Reproduce the entries below in full, word for word.

>> begin Exercise data

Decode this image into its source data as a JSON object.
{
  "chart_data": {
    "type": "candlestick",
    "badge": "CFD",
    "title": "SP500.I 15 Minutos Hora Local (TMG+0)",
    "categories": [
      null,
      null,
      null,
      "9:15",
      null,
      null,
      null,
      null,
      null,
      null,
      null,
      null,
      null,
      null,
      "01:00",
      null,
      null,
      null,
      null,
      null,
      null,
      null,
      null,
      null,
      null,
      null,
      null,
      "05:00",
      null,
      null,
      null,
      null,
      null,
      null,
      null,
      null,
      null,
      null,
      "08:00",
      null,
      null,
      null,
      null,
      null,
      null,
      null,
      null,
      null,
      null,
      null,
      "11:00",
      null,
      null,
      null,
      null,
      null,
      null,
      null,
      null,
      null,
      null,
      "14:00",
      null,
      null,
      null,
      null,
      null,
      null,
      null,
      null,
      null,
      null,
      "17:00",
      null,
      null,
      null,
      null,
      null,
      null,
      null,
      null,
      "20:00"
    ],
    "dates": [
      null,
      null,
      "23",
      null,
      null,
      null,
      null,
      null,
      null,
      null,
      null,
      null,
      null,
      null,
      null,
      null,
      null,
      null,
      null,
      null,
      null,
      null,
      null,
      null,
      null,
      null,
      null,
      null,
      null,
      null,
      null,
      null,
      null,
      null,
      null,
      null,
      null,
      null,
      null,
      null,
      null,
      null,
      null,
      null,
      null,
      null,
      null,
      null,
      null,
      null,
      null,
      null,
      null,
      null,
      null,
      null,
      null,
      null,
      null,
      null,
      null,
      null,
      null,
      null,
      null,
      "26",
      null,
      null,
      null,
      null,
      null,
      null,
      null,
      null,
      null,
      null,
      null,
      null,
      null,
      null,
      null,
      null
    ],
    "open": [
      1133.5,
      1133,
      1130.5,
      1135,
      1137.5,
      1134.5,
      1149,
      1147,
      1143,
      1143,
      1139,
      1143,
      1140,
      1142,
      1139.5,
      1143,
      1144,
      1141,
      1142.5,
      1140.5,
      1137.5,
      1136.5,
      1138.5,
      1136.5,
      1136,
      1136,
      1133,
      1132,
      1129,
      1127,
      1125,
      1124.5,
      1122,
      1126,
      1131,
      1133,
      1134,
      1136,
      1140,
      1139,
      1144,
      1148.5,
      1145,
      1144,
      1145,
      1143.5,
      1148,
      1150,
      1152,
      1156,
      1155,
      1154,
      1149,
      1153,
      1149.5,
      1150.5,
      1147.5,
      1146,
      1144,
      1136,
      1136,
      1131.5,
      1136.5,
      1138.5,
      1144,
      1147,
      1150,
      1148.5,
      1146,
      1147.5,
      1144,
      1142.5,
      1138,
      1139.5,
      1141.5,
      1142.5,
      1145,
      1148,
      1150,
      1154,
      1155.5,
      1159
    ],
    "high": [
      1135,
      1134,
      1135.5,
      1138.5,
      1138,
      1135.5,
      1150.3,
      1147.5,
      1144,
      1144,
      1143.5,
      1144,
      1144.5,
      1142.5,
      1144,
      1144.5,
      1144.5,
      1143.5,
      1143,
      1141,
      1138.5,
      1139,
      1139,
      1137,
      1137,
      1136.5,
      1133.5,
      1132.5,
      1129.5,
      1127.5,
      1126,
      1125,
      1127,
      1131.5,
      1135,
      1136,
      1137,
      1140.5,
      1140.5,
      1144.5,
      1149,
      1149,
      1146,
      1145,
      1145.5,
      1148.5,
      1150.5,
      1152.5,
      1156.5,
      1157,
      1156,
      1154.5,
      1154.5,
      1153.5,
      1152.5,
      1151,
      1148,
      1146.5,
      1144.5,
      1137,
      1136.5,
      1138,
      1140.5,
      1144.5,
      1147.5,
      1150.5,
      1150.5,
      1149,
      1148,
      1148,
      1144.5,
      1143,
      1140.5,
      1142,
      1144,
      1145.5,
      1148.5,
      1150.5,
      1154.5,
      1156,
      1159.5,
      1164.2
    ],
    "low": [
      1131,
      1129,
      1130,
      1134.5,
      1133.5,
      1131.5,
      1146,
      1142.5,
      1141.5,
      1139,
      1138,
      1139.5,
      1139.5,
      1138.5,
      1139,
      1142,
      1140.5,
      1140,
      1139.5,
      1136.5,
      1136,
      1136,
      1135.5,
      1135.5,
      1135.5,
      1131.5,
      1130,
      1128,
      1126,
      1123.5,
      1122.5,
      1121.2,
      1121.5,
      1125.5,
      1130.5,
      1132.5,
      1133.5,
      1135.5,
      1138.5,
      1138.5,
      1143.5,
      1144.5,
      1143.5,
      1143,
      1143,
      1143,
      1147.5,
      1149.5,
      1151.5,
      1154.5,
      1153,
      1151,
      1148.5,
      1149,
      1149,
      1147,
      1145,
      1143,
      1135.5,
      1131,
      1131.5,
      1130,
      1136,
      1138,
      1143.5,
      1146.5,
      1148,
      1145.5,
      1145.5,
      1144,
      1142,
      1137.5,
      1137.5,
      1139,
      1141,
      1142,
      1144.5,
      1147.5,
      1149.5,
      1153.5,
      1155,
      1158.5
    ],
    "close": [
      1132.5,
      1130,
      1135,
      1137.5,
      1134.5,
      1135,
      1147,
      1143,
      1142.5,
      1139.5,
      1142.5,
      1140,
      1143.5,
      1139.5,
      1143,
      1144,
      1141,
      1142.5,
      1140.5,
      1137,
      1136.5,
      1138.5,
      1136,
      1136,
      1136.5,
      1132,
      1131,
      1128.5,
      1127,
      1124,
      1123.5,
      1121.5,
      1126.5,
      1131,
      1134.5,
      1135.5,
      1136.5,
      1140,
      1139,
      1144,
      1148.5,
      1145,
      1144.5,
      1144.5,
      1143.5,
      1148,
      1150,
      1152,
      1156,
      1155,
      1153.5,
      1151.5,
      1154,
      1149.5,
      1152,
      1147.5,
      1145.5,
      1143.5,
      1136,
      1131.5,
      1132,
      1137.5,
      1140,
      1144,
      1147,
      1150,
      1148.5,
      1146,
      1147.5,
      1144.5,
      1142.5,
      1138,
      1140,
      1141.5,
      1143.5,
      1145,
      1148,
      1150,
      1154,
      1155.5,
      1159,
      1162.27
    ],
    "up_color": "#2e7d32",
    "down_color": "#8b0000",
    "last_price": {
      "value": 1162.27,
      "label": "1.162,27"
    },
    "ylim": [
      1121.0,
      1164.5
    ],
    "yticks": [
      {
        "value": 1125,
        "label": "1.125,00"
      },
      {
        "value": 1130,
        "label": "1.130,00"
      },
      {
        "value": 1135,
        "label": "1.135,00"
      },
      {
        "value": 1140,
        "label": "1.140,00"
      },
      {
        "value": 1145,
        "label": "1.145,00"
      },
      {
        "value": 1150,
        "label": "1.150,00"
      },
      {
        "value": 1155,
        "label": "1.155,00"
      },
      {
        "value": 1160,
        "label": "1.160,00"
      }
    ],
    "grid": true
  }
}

>> end Exercise data

Task result:
Decode this image into its source data as a JSON object.
{
  "chart_data": {
    "type": "candlestick",
    "badge": "CFD",
    "title": "SP500.I 15 Minutos Hora Local (TMG+0)",
    "categories": [
      null,
      null,
      null,
      "9:15",
      null,
      null,
      null,
      null,
      null,
      null,
      null,
      null,
      null,
      null,
      "01:00",
      null,
      null,
      null,
      null,
      null,
      null,
      null,
      null,
      null,
      null,
      null,
      null,
      "05:00",
      null,
      null,
      null,
      null,
      null,
      null,
      null,
      null,
      null,
      null,
      "08:00",
      null,
      null,
      null,
      null,
      null,
      null,
      null,
      null,
      null,
      null,
      null,
      "11:00",
      null,
      null,
      null,
      null,
      null,
      null,
      null,
      null,
      null,
      null,
      "14:00",
      null,
      null,
      null,
      null,
      null,
      null,
      null,
      null,
      null,
      null,
      "17:00",
      null,
      null,
      null,
      null,
      null,
      null,
      null,
      null,
      "20:00"
    ],
    "dates": [
      null,
      null,
      "23",
      null,
      null,
      null,
      null,
      null,
      null,
      null,
      null,
      null,
      null,
      null,
      null,
      null,
      null,
      null,
      null,
      null,
      null,
      null,
      null,
      null,
      null,
      null,
      null,
      null,
      null,
      null,
      null,
      null,
      null,
      null,
      null,
      null,
      null,
      null,
      null,
      null,
      null,
      null,
      null,
      null,
      null,
      null,
      null,
      null,
      null,
      null,
      null,
      null,
      null,
      null,
      null,
      null,
      null,
      null,
      null,
      null,
      null,
      null,
      null,
      null,
      null,
      "26",
      null,
      null,
      null,
      null,
      null,
      null,
      null,
      null,
      null,
      null,
      null,
      null,
      null,
      null,
      null,
      null
    ],
    "open": [
      1133.5,
      1133,
      1130.5,
      1135,
      1137.5,
      1134.5,
      1149,
      1147,
      1143,
      1143,
      1139,
      1143,
      1140,
      1142,
      1139.5,
      1143,
      1144,
      1141,
      1142.5,
      1140.5,
      1137.5,
      1136.5,
      1138.5,
      1136.5,
      1136,
      1136,
      1133,
      1132,
      1129,
      1127,
      1125,
      1124.5,
      1122,
      1126,
      1131,
      1133,
      1134,
      1136,
      1140,
      1139,
      1144,
      1148.5,
      1145,
      1144,
      1145,
      1143.5,
      1148,
      1150,
      1152,
      1156,
      1155,
      1154,
      1149,
      1153,
      1149.5,
      1150.5,
      1147.5,
      1146,
      1144,
      1136,
      1136,
      1131.5,
      1136.5,
      1138.5,
      1144,
      1147,
      1150,
      1148.5,
      1146,
      1147.5,
      1144,
      1142.5,
      1138,
      1139.5,
      1141.5,
      1142.5,
      1145,
      1148,
      1150,
      1154,
      1155.5,
      1159
    ],
    "high": [
      1135,
      1134,
      1135.5,
      1138.5,
      1138,
      1135.5,
      1150.3,
      1147.5,
      1144,
      1144,
      1143.5,
      1144,
      1144.5,
      1142.5,
      1144,
      1144.5,
      1144.5,
      1143.5,
      1143,
      1141,
      1138.5,
      1139,
      1139,
      1137,
      1137,
      1136.5,
      1133.5,
      1132.5,
      1129.5,
      1127.5,
      1126,
      1125,
      1127,
      1131.5,
      1135,
      1136,
      1137,
      1140.5,
      1140.5,
      1144.5,
      1149,
      1149,
      1146,
      1145,
      1145.5,
      1148.5,
      1150.5,
      1152.5,
      1156.5,
      1157,
      1156,
      1154.5,
      1154.5,
      1153.5,
      1152.5,
      1151,
      1148,
      1146.5,
      1144.5,
      1137,
      1136.5,
      1138,
      1140.5,
      1144.5,
      1147.5,
      1150.5,
      1150.5,
      1149,
      1148,
      1148,
      1144.5,
      1143,
      1140.5,
      1142,
      1144,
      1145.5,
      1148.5,
      1150.5,
      1154.5,
      1156,
      1159.5,
      1164.2
    ],
    "low": [
      1131,
      1129,
      1130,
      1134.5,
      1133.5,
      1131.5,
      1146,
      1142.5,
      1141.5,
      1139,
      1138,
      1139.5,
      1139.5,
      1138.5,
      1139,
      1142,
      1140.5,
      1140,
      1139.5,
      1136.5,
      1136,
      1136,
      1135.5,
      1135.5,
      1135.5,
      1131.5,
      1130,
      1128,
      1126,
      1123.5,
      1122.5,
      1121.2,
      1121.5,
      1125.5,
      1130.5,
      1132.5,
      1133.5,
      1135.5,
      1138.5,
      1138.5,
      1143.5,
      1144.5,
      1143.5,
      1143,
      1143,
      1143,
      1147.5,
      1149.5,
      1151.5,
      1154.5,
      1153,
      1151,
      1148.5,
      1149,
      1149,
      1147,
      1145,
      1143,
      1135.5,
      1131,
      1131.5,
      1130,
      1136,
      1138,
      1143.5,
      1146.5,
      1148,
      1145.5,
      1145.5,
      1144,
      1142,
      1137.5,
      1137.5,
      1139,
      1141,
      1142,
      1144.5,
      1147.5,
      1149.5,
      1153.5,
      1155,
      1158.5
    ],
    "close": [
      1132.5,
      1130,
      1135,
      1137.5,
      1134.5,
      1135,
      1147,
      1143,
      1142.5,
      1139.5,
      1142.5,
      1140,
      1143.5,
      1139.5,
      1143,
      1144,
      1141,
      1142.5,
      1140.5,
      1137,
      1136.5,
      1138.5,
      1136,
      1136,
      1136.5,
      1132,
      1131,
      1128.5,
      1127,
      1124,
      1123.5,
      1121.5,
      1126.5,
      1131,
      1134.5,
      1135.5,
      1136.5,
      1140,
      1139,
      1144,
      1148.5,
      1145,
      1144.5,
      1144.5,
      1143.5,
      1148,
      1150,
      1152,
      1156,
      1155,
      1153.5,
      1151.5,
      1154,
      1149.5,
      1152,
      1147.5,
      1145.5,
      1143.5,
      1136,
      1131.5,
      1132,
      1137.5,
      1140,
      1144,
      1147,
      1150,
      1148.5,
      1146,
      1147.5,
      1144.5,
      1142.5,
      1138,
      1140,
      1141.5,
      1143.5,
      1145,
      1148,
      1150,
      1154,
      1155.5,
      1159,
      1162.27
    ],
    "up_color": "#2e7d32",
    "down_color": "#8b0000",
    "last_price": {
      "value": 1162.27,
      "label": "1.162,27"
    },
    "ylim": [
      1121.0,
      1164.5
    ],
    "yticks": [
      {
        "value": 1125,
        "label": "1.125,00"
      },
      {
        "value": 1130,
        "label": "1.130,00"
      },
      {
        "value": 1135,
        "label": "1.135,00"
      },
      {
        "value": 1140,
        "label": "1.140,00"
      },
      {
        "value": 1145,
        "label": "1.145,00"
      },
      {
        "value": 1150,
        "label": "1.150,00"
      },
      {
        "value": 1155,
        "label": "1.155,00"
      },
      {
        "value": 1160,
        "label": "1.160,00"
      }
    ],
    "grid": true
  }
}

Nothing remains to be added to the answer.